[Given records start]
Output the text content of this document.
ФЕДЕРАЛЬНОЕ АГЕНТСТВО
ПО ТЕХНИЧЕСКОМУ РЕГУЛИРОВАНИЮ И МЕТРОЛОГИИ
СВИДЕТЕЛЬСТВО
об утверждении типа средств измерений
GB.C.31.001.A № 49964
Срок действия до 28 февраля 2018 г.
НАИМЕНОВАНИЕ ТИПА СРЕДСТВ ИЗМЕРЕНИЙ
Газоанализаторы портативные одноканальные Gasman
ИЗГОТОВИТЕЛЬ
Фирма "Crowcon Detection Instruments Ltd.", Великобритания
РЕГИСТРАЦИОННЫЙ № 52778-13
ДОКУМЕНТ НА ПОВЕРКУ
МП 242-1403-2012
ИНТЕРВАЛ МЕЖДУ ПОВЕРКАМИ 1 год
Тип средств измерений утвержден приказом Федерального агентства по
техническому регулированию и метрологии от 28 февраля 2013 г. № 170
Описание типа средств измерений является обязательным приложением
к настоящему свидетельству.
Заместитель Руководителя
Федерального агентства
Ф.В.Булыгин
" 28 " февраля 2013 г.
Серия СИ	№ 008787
[Given records end]
* _Problem statement_: Copy every line from the entries that contains the word "агентства".

* _The result_:
Тип средств измерений утвержден приказом Федерального агентства по
Федерального агентства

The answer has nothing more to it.